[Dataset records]
■ ■ ■ ■ ■
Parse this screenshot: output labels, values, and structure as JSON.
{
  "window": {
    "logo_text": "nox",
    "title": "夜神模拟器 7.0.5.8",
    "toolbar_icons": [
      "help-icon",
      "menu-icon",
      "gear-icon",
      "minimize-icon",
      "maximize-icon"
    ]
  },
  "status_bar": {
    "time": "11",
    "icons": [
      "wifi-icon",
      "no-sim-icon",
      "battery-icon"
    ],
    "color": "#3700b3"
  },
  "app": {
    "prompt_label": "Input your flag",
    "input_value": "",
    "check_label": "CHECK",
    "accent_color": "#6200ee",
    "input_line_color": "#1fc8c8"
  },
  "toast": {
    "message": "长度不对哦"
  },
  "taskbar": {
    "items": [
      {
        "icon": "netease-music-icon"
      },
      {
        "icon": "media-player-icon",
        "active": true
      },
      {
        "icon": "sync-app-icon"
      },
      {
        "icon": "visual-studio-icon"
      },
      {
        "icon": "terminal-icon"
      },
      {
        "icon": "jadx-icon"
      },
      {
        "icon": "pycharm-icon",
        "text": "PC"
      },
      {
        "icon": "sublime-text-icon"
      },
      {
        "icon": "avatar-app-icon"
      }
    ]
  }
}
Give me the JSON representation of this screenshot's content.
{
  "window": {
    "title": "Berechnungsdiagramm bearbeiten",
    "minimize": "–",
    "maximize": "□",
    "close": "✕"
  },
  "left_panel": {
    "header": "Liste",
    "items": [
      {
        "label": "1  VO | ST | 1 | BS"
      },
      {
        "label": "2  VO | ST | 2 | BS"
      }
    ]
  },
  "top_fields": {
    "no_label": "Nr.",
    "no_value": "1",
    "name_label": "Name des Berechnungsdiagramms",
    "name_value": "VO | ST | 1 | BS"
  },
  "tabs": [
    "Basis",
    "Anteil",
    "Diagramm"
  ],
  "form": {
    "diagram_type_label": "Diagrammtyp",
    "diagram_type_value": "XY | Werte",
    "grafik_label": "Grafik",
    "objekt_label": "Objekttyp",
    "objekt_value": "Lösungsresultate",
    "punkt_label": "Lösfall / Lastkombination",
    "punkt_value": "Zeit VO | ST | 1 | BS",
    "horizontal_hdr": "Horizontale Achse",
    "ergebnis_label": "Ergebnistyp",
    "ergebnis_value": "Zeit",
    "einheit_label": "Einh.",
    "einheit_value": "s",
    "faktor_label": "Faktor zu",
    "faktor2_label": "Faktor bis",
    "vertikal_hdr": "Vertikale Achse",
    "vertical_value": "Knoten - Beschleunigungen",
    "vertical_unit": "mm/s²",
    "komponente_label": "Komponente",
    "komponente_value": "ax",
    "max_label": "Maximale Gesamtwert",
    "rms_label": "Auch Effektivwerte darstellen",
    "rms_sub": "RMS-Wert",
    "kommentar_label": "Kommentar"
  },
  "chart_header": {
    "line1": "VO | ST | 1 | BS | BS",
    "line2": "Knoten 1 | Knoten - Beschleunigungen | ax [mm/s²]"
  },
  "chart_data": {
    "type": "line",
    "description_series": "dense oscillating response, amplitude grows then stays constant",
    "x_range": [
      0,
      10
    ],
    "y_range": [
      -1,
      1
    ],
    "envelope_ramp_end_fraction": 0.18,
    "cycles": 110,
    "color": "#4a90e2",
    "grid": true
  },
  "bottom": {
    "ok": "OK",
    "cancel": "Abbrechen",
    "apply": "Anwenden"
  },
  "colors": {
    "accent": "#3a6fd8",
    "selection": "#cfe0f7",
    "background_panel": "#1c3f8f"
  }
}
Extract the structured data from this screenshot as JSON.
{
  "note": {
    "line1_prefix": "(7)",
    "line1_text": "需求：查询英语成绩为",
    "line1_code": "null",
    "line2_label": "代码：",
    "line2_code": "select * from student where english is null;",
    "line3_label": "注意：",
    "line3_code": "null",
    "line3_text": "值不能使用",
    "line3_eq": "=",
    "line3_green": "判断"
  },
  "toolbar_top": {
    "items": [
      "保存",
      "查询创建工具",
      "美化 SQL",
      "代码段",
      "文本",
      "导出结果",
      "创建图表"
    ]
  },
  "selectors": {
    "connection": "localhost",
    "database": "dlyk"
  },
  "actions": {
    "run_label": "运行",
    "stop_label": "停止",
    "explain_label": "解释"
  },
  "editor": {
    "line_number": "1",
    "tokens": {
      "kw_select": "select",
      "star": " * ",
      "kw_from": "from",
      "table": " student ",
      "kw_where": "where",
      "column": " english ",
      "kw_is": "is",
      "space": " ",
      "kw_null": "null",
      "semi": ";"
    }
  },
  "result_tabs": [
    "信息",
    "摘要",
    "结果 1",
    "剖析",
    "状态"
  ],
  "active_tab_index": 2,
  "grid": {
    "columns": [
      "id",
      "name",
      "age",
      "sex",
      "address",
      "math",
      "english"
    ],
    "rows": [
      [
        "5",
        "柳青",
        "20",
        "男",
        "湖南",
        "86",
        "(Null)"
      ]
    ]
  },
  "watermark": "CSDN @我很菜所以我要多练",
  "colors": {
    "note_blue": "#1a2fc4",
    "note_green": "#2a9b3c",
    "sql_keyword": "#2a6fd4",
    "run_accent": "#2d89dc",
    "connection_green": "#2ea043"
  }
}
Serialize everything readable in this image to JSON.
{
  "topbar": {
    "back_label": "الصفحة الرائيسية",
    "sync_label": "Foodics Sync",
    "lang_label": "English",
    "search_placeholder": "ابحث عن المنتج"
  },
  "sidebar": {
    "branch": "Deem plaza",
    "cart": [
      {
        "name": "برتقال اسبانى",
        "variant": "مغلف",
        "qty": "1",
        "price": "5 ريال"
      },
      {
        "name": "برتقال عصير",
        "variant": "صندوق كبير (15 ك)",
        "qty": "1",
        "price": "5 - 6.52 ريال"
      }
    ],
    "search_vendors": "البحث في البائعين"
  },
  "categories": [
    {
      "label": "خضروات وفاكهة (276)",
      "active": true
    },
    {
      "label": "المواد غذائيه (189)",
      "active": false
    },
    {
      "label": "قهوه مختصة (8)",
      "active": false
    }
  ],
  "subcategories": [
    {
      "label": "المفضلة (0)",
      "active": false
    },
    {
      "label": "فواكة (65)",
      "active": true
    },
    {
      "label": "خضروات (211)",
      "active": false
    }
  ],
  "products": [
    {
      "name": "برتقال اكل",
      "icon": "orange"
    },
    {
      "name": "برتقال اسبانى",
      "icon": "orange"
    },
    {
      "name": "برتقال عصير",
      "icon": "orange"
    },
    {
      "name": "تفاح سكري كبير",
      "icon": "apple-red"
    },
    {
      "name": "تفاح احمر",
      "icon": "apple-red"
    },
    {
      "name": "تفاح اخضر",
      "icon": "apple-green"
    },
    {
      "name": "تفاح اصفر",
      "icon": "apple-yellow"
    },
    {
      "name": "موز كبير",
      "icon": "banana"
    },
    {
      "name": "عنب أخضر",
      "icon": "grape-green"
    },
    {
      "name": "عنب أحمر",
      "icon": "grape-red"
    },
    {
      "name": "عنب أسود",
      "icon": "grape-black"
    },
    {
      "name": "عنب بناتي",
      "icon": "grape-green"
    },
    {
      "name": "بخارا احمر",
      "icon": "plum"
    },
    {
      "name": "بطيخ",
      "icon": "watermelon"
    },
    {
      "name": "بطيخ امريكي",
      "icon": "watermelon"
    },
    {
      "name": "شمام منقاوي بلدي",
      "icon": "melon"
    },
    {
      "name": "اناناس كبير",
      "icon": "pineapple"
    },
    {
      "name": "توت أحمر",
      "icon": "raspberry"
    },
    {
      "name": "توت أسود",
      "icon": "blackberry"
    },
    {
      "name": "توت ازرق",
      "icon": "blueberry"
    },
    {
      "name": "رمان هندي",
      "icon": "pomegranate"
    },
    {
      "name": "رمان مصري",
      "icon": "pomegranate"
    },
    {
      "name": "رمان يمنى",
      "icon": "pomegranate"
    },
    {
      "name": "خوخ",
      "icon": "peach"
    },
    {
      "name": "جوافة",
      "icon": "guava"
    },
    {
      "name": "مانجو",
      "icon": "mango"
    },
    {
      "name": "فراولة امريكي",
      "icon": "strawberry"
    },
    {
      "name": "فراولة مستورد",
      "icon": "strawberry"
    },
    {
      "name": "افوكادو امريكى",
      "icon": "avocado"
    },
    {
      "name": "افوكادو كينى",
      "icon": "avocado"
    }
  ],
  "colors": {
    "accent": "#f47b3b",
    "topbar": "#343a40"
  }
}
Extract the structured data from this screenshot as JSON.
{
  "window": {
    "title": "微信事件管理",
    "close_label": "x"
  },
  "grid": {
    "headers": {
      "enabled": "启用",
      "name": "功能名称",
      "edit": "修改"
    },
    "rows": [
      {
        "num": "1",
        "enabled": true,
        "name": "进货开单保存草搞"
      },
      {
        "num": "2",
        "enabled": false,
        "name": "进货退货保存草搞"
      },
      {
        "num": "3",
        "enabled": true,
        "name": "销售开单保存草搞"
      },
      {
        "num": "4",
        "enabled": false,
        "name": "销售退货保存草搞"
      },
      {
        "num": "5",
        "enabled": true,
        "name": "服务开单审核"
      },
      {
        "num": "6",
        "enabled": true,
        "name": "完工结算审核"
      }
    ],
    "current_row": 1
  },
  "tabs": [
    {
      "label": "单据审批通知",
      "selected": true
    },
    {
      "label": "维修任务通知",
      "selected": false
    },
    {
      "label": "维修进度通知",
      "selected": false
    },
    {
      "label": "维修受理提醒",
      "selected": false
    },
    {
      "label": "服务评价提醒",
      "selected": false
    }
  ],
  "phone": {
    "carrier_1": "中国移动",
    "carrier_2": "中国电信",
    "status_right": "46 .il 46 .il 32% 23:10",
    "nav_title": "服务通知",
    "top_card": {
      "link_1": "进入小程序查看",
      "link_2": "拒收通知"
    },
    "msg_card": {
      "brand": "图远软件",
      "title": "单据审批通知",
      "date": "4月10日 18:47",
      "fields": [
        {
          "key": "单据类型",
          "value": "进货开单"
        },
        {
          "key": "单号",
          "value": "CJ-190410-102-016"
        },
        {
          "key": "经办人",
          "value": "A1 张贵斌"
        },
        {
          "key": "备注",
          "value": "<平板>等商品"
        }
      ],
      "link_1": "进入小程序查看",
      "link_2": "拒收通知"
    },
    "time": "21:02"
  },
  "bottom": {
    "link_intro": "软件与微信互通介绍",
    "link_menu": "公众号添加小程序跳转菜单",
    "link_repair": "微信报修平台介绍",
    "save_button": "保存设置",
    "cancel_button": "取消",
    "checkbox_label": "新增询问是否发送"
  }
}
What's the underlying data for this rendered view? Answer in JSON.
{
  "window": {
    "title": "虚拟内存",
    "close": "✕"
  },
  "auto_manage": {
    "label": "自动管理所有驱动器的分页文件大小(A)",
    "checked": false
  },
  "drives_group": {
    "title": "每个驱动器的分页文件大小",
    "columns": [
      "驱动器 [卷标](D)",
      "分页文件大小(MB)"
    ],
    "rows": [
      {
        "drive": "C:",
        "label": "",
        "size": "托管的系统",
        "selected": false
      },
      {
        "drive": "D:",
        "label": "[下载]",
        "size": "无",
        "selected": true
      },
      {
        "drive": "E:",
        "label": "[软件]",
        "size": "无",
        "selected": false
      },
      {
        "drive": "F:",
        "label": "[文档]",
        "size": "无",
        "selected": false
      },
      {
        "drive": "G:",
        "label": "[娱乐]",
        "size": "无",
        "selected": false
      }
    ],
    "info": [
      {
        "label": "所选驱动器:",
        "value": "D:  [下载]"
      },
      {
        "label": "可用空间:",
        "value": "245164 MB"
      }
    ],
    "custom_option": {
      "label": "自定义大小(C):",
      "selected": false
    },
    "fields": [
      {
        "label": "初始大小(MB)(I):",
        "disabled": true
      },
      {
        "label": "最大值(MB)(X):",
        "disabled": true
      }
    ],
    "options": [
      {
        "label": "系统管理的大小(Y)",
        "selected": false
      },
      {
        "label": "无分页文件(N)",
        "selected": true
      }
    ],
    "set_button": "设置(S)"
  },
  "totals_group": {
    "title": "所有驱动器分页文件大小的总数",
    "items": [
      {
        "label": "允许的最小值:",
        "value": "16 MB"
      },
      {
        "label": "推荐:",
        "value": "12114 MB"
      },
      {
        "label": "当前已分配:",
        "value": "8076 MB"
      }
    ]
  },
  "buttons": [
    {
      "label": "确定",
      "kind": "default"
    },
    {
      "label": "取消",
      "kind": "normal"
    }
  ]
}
■ ■ ■ ■ ■
■ **Short task**:
Across the records, how many lines contain "variant"? Only the number should be given.

■ **Full answer**:
2